* Start Supplied records *

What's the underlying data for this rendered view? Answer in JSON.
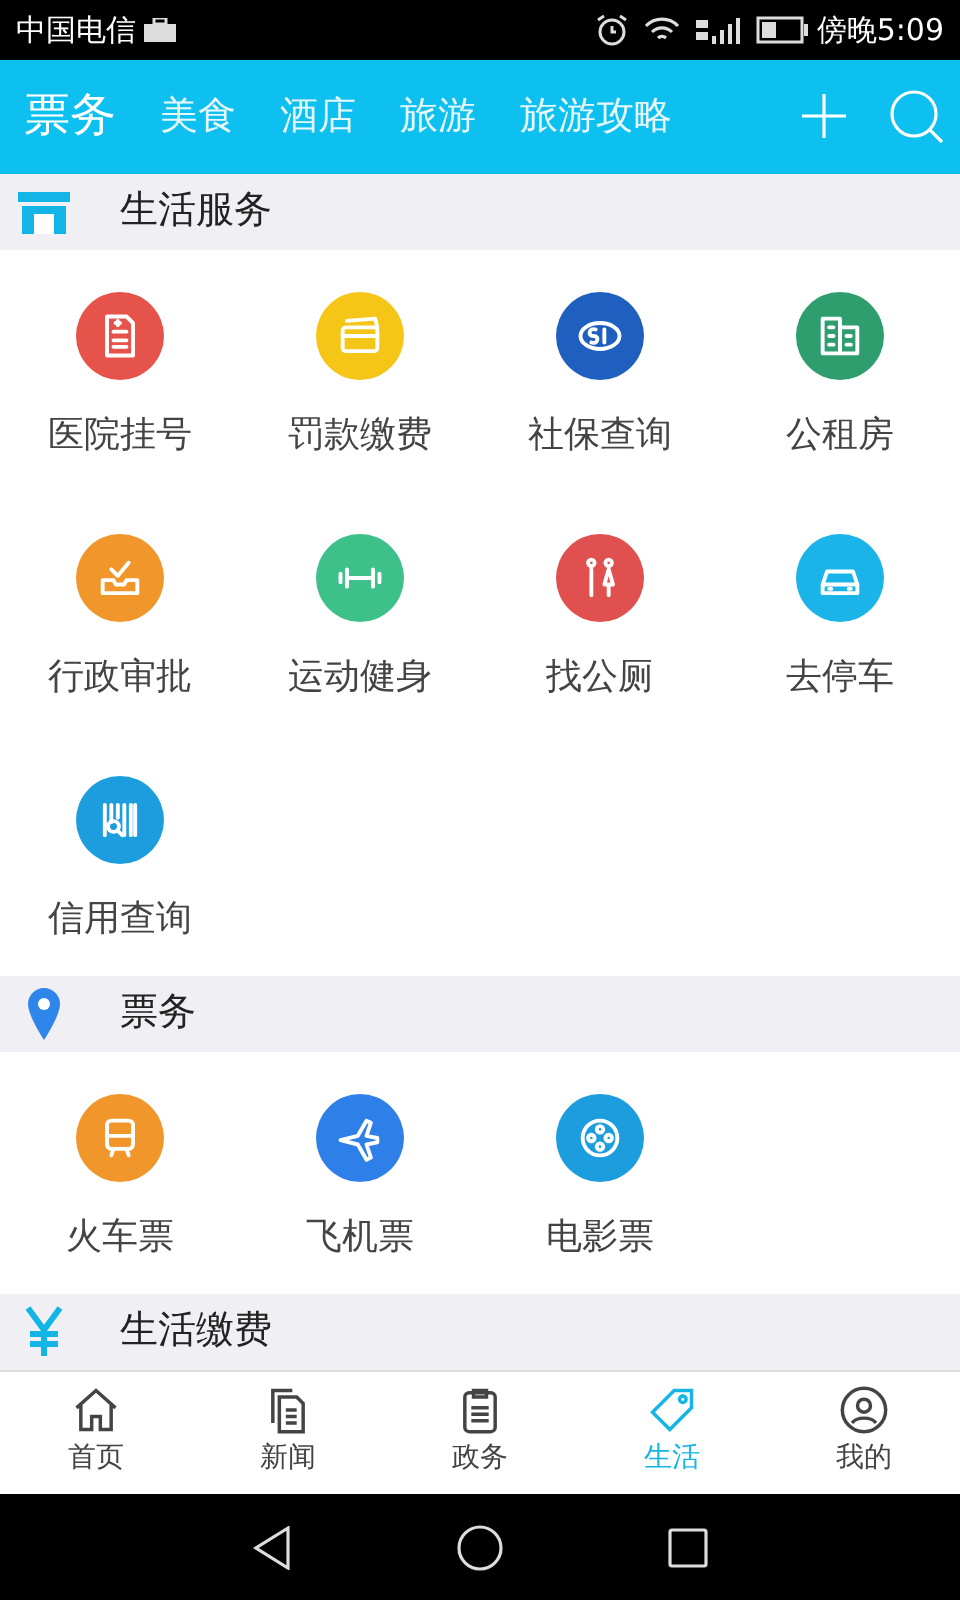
{
  "status_bar": {
    "carrier": "中国电信",
    "time": "傍晚5:09"
  },
  "top_tabs": [
    {
      "label": "票务",
      "selected": true
    },
    {
      "label": "美食",
      "selected": false
    },
    {
      "label": "酒店",
      "selected": false
    },
    {
      "label": "旅游",
      "selected": false
    },
    {
      "label": "旅游攻略",
      "selected": false
    }
  ],
  "sections": [
    {
      "title": "生活服务",
      "items": [
        {
          "label": "医院挂号",
          "color": "#e5534b"
        },
        {
          "label": "罚款缴费",
          "color": "#f5c518"
        },
        {
          "label": "社保查询",
          "color": "#1f5fbf"
        },
        {
          "label": "公租房",
          "color": "#2f9e6e"
        },
        {
          "label": "行政审批",
          "color": "#f0962a"
        },
        {
          "label": "运动健身",
          "color": "#3ec08a"
        },
        {
          "label": "找公厕",
          "color": "#e0504f"
        },
        {
          "label": "去停车",
          "color": "#1bb4e8"
        },
        {
          "label": "信用查询",
          "color": "#1c9ede"
        }
      ]
    },
    {
      "title": "票务",
      "items": [
        {
          "label": "火车票",
          "color": "#f0962a"
        },
        {
          "label": "飞机票",
          "color": "#2f7fe8"
        },
        {
          "label": "电影票",
          "color": "#1c9ede"
        }
      ]
    },
    {
      "title": "生活缴费"
    }
  ],
  "bottom_nav": [
    {
      "label": "首页",
      "selected": false
    },
    {
      "label": "新闻",
      "selected": false
    },
    {
      "label": "政务",
      "selected": false
    },
    {
      "label": "生活",
      "selected": true
    },
    {
      "label": "我的",
      "selected": false
    }
  ]
}
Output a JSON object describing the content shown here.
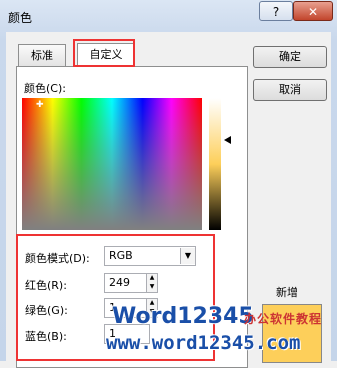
{
  "window": {
    "title": "颜色",
    "help_label": "?",
    "close_label": "✕"
  },
  "tabs": [
    {
      "label": "标准"
    },
    {
      "label": "自定义"
    }
  ],
  "custom": {
    "colors_label": "颜色(C):",
    "color_model_label": "颜色模式(D):",
    "color_model_value": "RGB",
    "red_label": "红色(R):",
    "red_value": "249",
    "green_label": "绿色(G):",
    "green_value": "1",
    "blue_label": "蓝色(B):",
    "blue_value": "1"
  },
  "buttons": {
    "ok": "确定",
    "cancel": "取消"
  },
  "preview": {
    "new_label": "新增",
    "new_color": "#fdcf5a"
  },
  "watermark": {
    "brand": "Word12345",
    "subtitle": "办公软件教程",
    "url": "www.word12345.com"
  },
  "highlights": {
    "color": "#e33333"
  }
}
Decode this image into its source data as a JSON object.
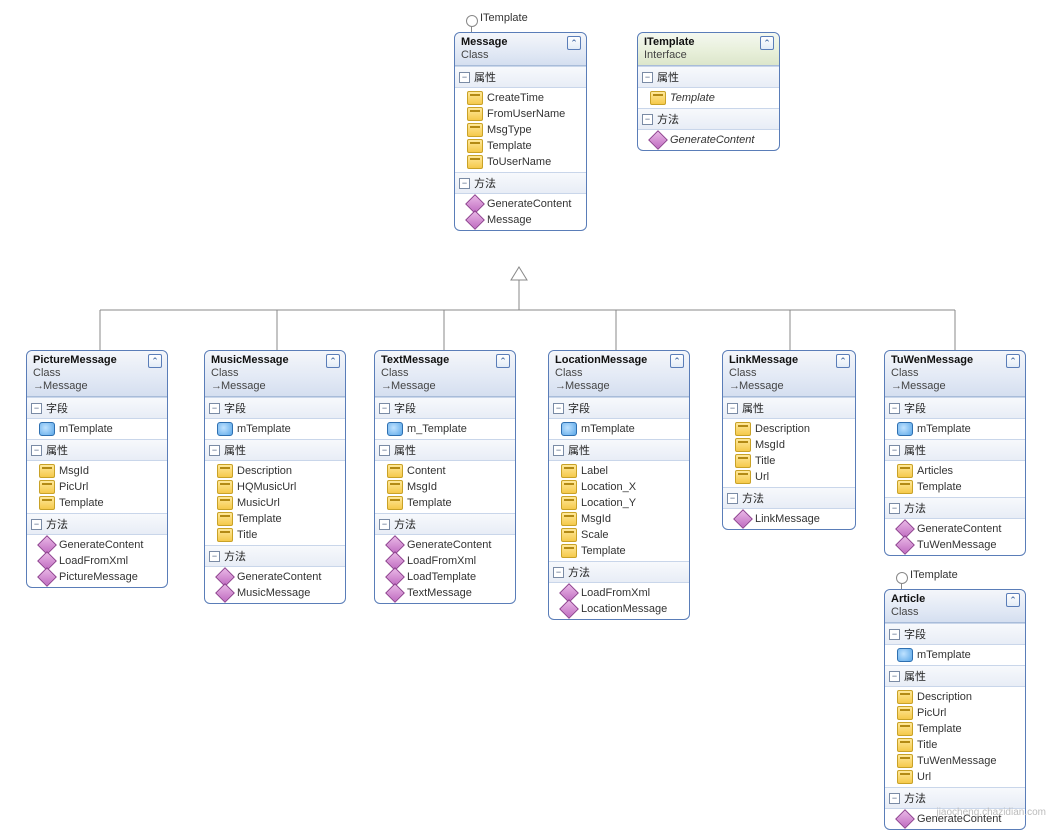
{
  "interface_label": "ITemplate",
  "section_labels": {
    "fields": "字段",
    "properties": "属性",
    "methods": "方法"
  },
  "boxes": {
    "message": {
      "name": "Message",
      "kind": "Class",
      "inherits": null,
      "properties": [
        "CreateTime",
        "FromUserName",
        "MsgType",
        "Template",
        "ToUserName"
      ],
      "methods": [
        "GenerateContent",
        "Message"
      ]
    },
    "itemplate": {
      "name": "ITemplate",
      "kind": "Interface",
      "properties_italic": [
        "Template"
      ],
      "methods_italic": [
        "GenerateContent"
      ]
    },
    "picture": {
      "name": "PictureMessage",
      "kind": "Class",
      "inherits": "Message",
      "fields": [
        "mTemplate"
      ],
      "properties": [
        "MsgId",
        "PicUrl",
        "Template"
      ],
      "methods": [
        "GenerateContent",
        "LoadFromXml",
        "PictureMessage"
      ]
    },
    "music": {
      "name": "MusicMessage",
      "kind": "Class",
      "inherits": "Message",
      "fields": [
        "mTemplate"
      ],
      "properties": [
        "Description",
        "HQMusicUrl",
        "MusicUrl",
        "Template",
        "Title"
      ],
      "methods": [
        "GenerateContent",
        "MusicMessage"
      ]
    },
    "text": {
      "name": "TextMessage",
      "kind": "Class",
      "inherits": "Message",
      "fields": [
        "m_Template"
      ],
      "properties": [
        "Content",
        "MsgId",
        "Template"
      ],
      "methods": [
        "GenerateContent",
        "LoadFromXml",
        "LoadTemplate",
        "TextMessage"
      ]
    },
    "location": {
      "name": "LocationMessage",
      "kind": "Class",
      "inherits": "Message",
      "fields": [
        "mTemplate"
      ],
      "properties": [
        "Label",
        "Location_X",
        "Location_Y",
        "MsgId",
        "Scale",
        "Template"
      ],
      "methods": [
        "LoadFromXml",
        "LocationMessage"
      ]
    },
    "link": {
      "name": "LinkMessage",
      "kind": "Class",
      "inherits": "Message",
      "properties": [
        "Description",
        "MsgId",
        "Title",
        "Url"
      ],
      "methods": [
        "LinkMessage"
      ]
    },
    "tuwen": {
      "name": "TuWenMessage",
      "kind": "Class",
      "inherits": "Message",
      "fields": [
        "mTemplate"
      ],
      "properties": [
        "Articles",
        "Template"
      ],
      "methods": [
        "GenerateContent",
        "TuWenMessage"
      ]
    },
    "article": {
      "name": "Article",
      "kind": "Class",
      "fields": [
        "mTemplate"
      ],
      "properties": [
        "Description",
        "PicUrl",
        "Template",
        "Title",
        "TuWenMessage",
        "Url"
      ],
      "methods": [
        "GenerateContent"
      ]
    }
  },
  "watermark": "jiaocheng.chazidian.com"
}
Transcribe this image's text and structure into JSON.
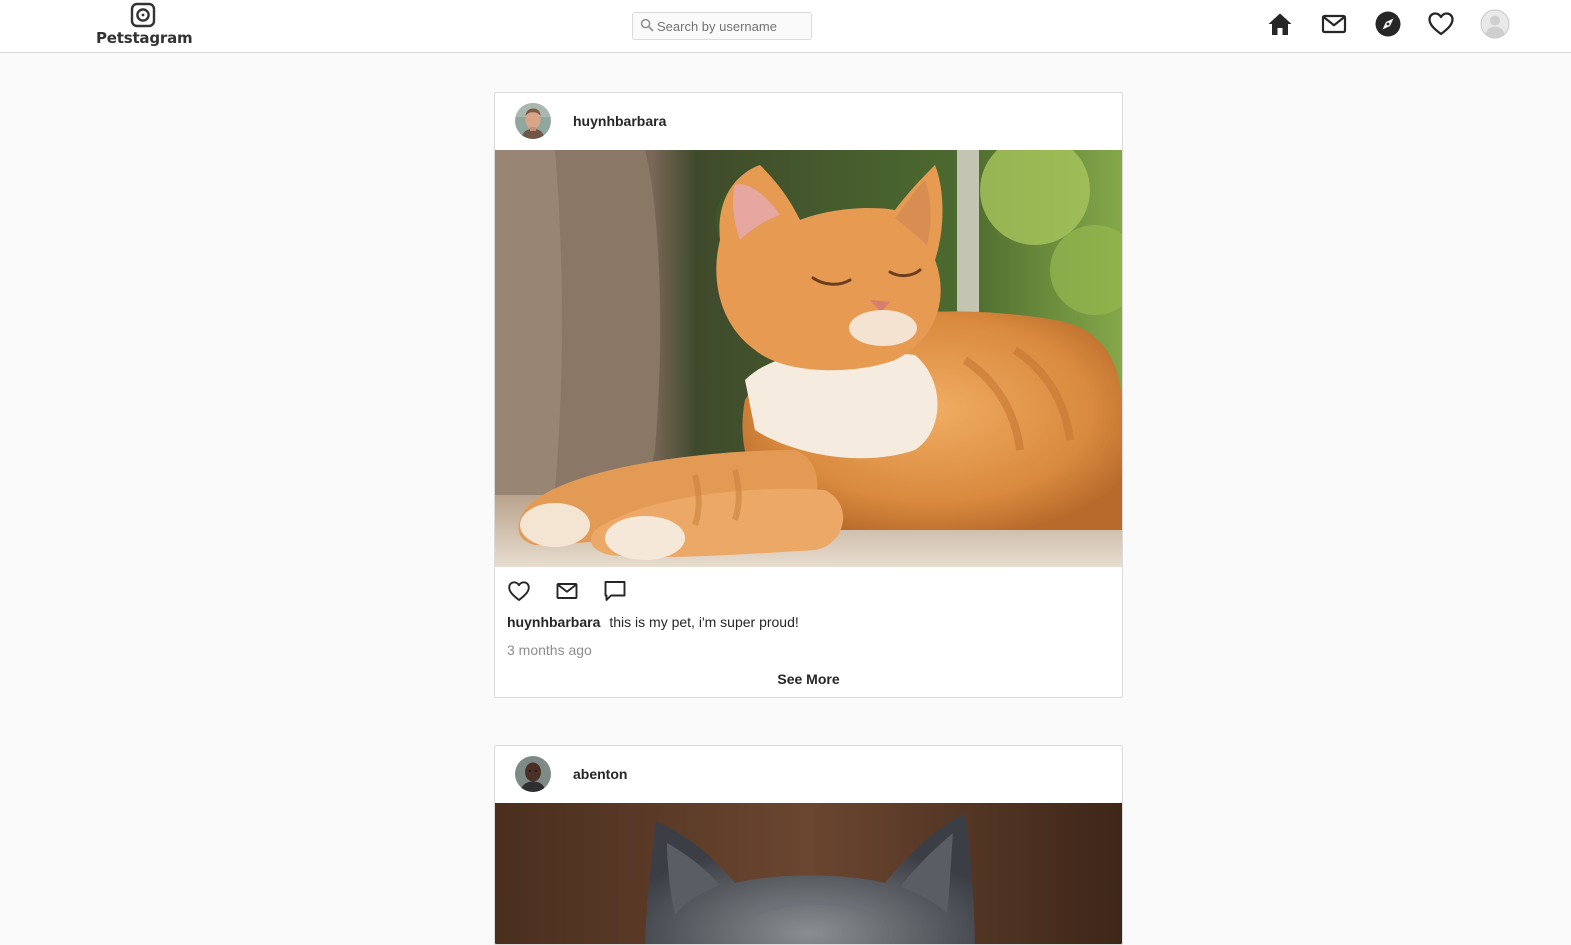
{
  "app": {
    "name": "Petstagram"
  },
  "header": {
    "logo_icon": "camera-logo-icon",
    "search": {
      "placeholder": "Search by username",
      "value": "",
      "icon": "search-icon"
    },
    "nav": [
      {
        "name": "home",
        "icon": "home-icon"
      },
      {
        "name": "messages",
        "icon": "mail-icon"
      },
      {
        "name": "explore",
        "icon": "compass-icon"
      },
      {
        "name": "activity",
        "icon": "heart-icon"
      },
      {
        "name": "profile",
        "icon": "avatar-icon"
      }
    ]
  },
  "feed": {
    "posts": [
      {
        "username": "huynhbarbara",
        "image_subject": "orange tabby cat sunbathing",
        "actions": [
          "heart-icon",
          "mail-icon",
          "comment-icon"
        ],
        "caption_user": "huynhbarbara",
        "caption": "this is my pet, i'm super proud!",
        "time_ago": "3 months ago",
        "see_more_label": "See More"
      },
      {
        "username": "abenton",
        "image_subject": "grey cat"
      }
    ]
  },
  "colors": {
    "background": "#fafafa",
    "surface": "#ffffff",
    "border": "#dbdbdb",
    "text": "#262626",
    "muted": "#8e8e8e",
    "icon": "#262626"
  }
}
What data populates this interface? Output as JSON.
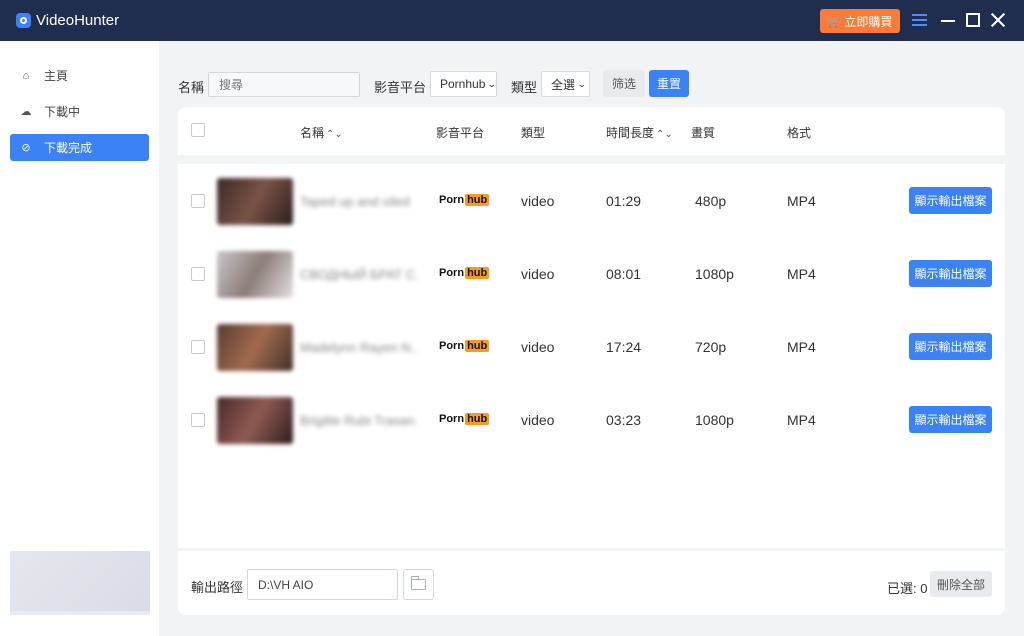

* End Supplied records *

Omit every picture, then repeat the remaining data exactly as it appears above.

= Result =
What's the underlying data for this rendered view? Answer in JSON.
{
  "status_bar": {
    "carrier": "中国电信",
    "time": "傍晚5:09"
  },
  "top_tabs": [
    {
      "label": "票务",
      "selected": true
    },
    {
      "label": "美食",
      "selected": false
    },
    {
      "label": "酒店",
      "selected": false
    },
    {
      "label": "旅游",
      "selected": false
    },
    {
      "label": "旅游攻略",
      "selected": false
    }
  ],
  "sections": [
    {
      "title": "生活服务",
      "items": [
        {
          "label": "医院挂号",
          "color": "#e5534b"
        },
        {
          "label": "罚款缴费",
          "color": "#f5c518"
        },
        {
          "label": "社保查询",
          "color": "#1f5fbf"
        },
        {
          "label": "公租房",
          "color": "#2f9e6e"
        },
        {
          "label": "行政审批",
          "color": "#f0962a"
        },
        {
          "label": "运动健身",
          "color": "#3ec08a"
        },
        {
          "label": "找公厕",
          "color": "#e0504f"
        },
        {
          "label": "去停车",
          "color": "#1bb4e8"
        },
        {
          "label": "信用查询",
          "color": "#1c9ede"
        }
      ]
    },
    {
      "title": "票务",
      "items": [
        {
          "label": "火车票",
          "color": "#f0962a"
        },
        {
          "label": "飞机票",
          "color": "#2f7fe8"
        },
        {
          "label": "电影票",
          "color": "#1c9ede"
        }
      ]
    },
    {
      "title": "生活缴费"
    }
  ],
  "bottom_nav": [
    {
      "label": "首页",
      "selected": false
    },
    {
      "label": "新闻",
      "selected": false
    },
    {
      "label": "政务",
      "selected": false
    },
    {
      "label": "生活",
      "selected": true
    },
    {
      "label": "我的",
      "selected": false
    }
  ]
}
Output a JSON object describing the content shown here.
{
  "window": {
    "title": "颜色",
    "help_label": "?",
    "close_label": "✕"
  },
  "tabs": [
    {
      "label": "标准"
    },
    {
      "label": "自定义"
    }
  ],
  "custom": {
    "colors_label": "颜色(C):",
    "color_model_label": "颜色模式(D):",
    "color_model_value": "RGB",
    "red_label": "红色(R):",
    "red_value": "249",
    "green_label": "绿色(G):",
    "green_value": "1",
    "blue_label": "蓝色(B):",
    "blue_value": "1"
  },
  "buttons": {
    "ok": "确定",
    "cancel": "取消"
  },
  "preview": {
    "new_label": "新增",
    "new_color": "#fdcf5a"
  },
  "watermark": {
    "brand": "Word12345",
    "subtitle": "办公软件教程",
    "url": "www.word12345.com"
  },
  "highlights": {
    "color": "#e33333"
  }
}
Decode this image into its source data as a JSON object.
{
  "interface_label": "ITemplate",
  "section_labels": {
    "fields": "字段",
    "properties": "属性",
    "methods": "方法"
  },
  "boxes": {
    "message": {
      "name": "Message",
      "kind": "Class",
      "inherits": null,
      "properties": [
        "CreateTime",
        "FromUserName",
        "MsgType",
        "Template",
        "ToUserName"
      ],
      "methods": [
        "GenerateContent",
        "Message"
      ]
    },
    "itemplate": {
      "name": "ITemplate",
      "kind": "Interface",
      "properties_italic": [
        "Template"
      ],
      "methods_italic": [
        "GenerateContent"
      ]
    },
    "picture": {
      "name": "PictureMessage",
      "kind": "Class",
      "inherits": "Message",
      "fields": [
        "mTemplate"
      ],
      "properties": [
        "MsgId",
        "PicUrl",
        "Template"
      ],
      "methods": [
        "GenerateContent",
        "LoadFromXml",
        "PictureMessage"
      ]
    },
    "music": {
      "name": "MusicMessage",
      "kind": "Class",
      "inherits": "Message",
      "fields": [
        "mTemplate"
      ],
      "properties": [
        "Description",
        "HQMusicUrl",
        "MusicUrl",
        "Template",
        "Title"
      ],
      "methods": [
        "GenerateContent",
        "MusicMessage"
      ]
    },
    "text": {
      "name": "TextMessage",
      "kind": "Class",
      "inherits": "Message",
      "fields": [
        "m_Template"
      ],
      "properties": [
        "Content",
        "MsgId",
        "Template"
      ],
      "methods": [
        "GenerateContent",
        "LoadFromXml",
        "LoadTemplate",
        "TextMessage"
      ]
    },
    "location": {
      "name": "LocationMessage",
      "kind": "Class",
      "inherits": "Message",
      "fields": [
        "mTemplate"
      ],
      "properties": [
        "Label",
        "Location_X",
        "Location_Y",
        "MsgId",
        "Scale",
        "Template"
      ],
      "methods": [
        "LoadFromXml",
        "LocationMessage"
      ]
    },
    "link": {
      "name": "LinkMessage",
      "kind": "Class",
      "inherits": "Message",
      "properties": [
        "Description",
        "MsgId",
        "Title",
        "Url"
      ],
      "methods": [
        "LinkMessage"
      ]
    },
    "tuwen": {
      "name": "TuWenMessage",
      "kind": "Class",
      "inherits": "Message",
      "fields": [
        "mTemplate"
      ],
      "properties": [
        "Articles",
        "Template"
      ],
      "methods": [
        "GenerateContent",
        "TuWenMessage"
      ]
    },
    "article": {
      "name": "Article",
      "kind": "Class",
      "fields": [
        "mTemplate"
      ],
      "properties": [
        "Description",
        "PicUrl",
        "Template",
        "Title",
        "TuWenMessage",
        "Url"
      ],
      "methods": [
        "GenerateContent"
      ]
    }
  },
  "watermark": "jiaocheng.chazidian.com"
}
Transcribe this image's text and structure into JSON.
{
  "app": {
    "name": "Petstagram"
  },
  "header": {
    "logo_icon": "camera-logo-icon",
    "search": {
      "placeholder": "Search by username",
      "value": "",
      "icon": "search-icon"
    },
    "nav": [
      {
        "name": "home",
        "icon": "home-icon"
      },
      {
        "name": "messages",
        "icon": "mail-icon"
      },
      {
        "name": "explore",
        "icon": "compass-icon"
      },
      {
        "name": "activity",
        "icon": "heart-icon"
      },
      {
        "name": "profile",
        "icon": "avatar-icon"
      }
    ]
  },
  "feed": {
    "posts": [
      {
        "username": "huynhbarbara",
        "image_subject": "orange tabby cat sunbathing",
        "actions": [
          "heart-icon",
          "mail-icon",
          "comment-icon"
        ],
        "caption_user": "huynhbarbara",
        "caption": "this is my pet, i'm super proud!",
        "time_ago": "3 months ago",
        "see_more_label": "See More"
      },
      {
        "username": "abenton",
        "image_subject": "grey cat"
      }
    ]
  },
  "colors": {
    "background": "#fafafa",
    "surface": "#ffffff",
    "border": "#dbdbdb",
    "text": "#262626",
    "muted": "#8e8e8e",
    "icon": "#262626"
  }
}
What data populates this interface? Output as JSON.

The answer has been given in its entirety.